* [Excerpted data]
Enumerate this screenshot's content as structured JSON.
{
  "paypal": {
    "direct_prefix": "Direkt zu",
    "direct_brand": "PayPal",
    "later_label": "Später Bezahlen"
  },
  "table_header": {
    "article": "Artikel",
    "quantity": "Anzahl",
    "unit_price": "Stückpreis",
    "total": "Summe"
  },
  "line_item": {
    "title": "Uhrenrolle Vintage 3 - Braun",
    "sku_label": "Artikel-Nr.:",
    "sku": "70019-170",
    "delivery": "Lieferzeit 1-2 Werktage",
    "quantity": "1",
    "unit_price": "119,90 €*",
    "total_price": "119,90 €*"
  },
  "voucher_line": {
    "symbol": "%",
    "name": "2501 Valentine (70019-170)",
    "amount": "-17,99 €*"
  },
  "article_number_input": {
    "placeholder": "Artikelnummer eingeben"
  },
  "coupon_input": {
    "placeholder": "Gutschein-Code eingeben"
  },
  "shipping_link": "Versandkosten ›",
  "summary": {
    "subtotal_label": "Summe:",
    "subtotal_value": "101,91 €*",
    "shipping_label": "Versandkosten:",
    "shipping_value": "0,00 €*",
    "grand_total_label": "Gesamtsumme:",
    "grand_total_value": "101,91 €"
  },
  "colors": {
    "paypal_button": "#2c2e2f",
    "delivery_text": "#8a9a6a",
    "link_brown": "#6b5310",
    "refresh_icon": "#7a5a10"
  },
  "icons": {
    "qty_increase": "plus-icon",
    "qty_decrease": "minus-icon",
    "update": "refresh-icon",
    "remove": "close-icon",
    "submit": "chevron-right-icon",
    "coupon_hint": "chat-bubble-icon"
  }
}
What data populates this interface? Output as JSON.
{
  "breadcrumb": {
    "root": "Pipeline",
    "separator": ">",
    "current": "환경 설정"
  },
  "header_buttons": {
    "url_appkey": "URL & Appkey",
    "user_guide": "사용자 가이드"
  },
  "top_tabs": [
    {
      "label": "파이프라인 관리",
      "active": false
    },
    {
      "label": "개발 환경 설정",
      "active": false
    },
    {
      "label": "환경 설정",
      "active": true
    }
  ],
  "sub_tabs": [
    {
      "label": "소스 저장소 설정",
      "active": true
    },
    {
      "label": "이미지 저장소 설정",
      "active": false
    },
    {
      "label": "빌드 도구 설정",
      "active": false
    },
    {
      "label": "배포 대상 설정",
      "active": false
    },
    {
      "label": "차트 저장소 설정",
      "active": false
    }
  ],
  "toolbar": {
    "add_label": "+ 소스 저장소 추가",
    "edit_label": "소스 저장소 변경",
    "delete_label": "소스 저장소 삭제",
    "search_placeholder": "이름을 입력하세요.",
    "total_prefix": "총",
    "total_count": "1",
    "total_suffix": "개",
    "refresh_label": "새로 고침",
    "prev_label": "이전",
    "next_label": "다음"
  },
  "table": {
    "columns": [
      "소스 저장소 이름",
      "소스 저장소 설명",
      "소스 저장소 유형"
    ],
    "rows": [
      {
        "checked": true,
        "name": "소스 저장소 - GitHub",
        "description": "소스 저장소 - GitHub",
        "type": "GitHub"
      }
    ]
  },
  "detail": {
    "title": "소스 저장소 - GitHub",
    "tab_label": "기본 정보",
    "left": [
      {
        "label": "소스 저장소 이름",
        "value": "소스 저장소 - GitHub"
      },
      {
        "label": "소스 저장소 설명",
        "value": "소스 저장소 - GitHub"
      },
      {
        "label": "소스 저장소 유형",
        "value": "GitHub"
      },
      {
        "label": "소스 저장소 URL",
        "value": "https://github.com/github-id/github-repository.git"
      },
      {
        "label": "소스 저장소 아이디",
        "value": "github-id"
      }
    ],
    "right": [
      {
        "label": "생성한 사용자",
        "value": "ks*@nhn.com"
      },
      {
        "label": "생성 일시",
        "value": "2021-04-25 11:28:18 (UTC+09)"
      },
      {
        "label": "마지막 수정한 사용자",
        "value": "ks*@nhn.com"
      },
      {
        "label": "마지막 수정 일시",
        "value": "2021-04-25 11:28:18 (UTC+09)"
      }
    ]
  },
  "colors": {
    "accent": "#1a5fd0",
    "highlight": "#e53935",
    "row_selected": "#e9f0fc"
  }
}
---
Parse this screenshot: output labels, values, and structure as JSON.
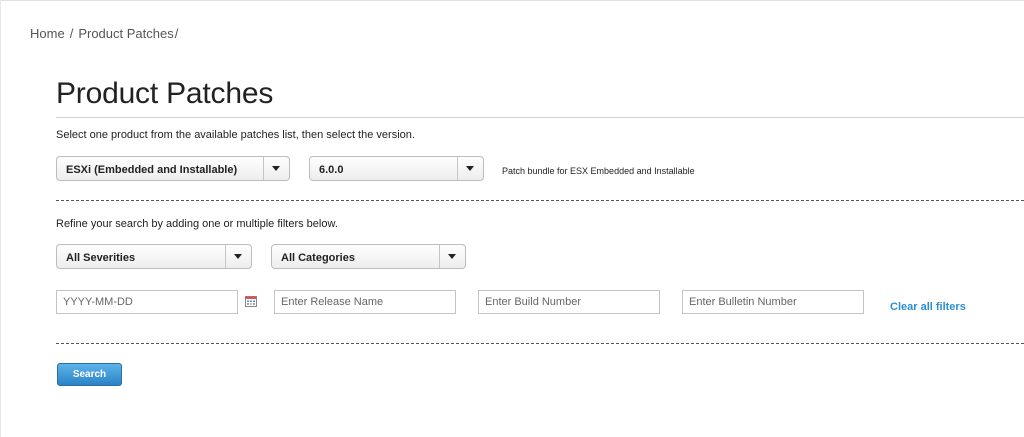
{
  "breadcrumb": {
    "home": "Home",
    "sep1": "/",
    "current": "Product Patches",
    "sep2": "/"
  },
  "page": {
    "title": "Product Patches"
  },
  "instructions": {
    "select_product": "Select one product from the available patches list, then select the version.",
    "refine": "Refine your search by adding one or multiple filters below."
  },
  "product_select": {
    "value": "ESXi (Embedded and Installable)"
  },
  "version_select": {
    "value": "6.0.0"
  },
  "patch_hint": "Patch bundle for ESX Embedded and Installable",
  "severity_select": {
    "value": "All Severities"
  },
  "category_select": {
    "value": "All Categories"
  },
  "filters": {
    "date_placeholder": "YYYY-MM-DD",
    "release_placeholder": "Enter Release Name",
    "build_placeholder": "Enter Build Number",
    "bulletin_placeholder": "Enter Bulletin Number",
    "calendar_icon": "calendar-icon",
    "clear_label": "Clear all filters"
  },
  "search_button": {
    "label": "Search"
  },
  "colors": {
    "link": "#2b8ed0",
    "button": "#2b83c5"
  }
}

* [What this task involves] Give only the number of lines in the data that hold the string "current".

* [Reply] 2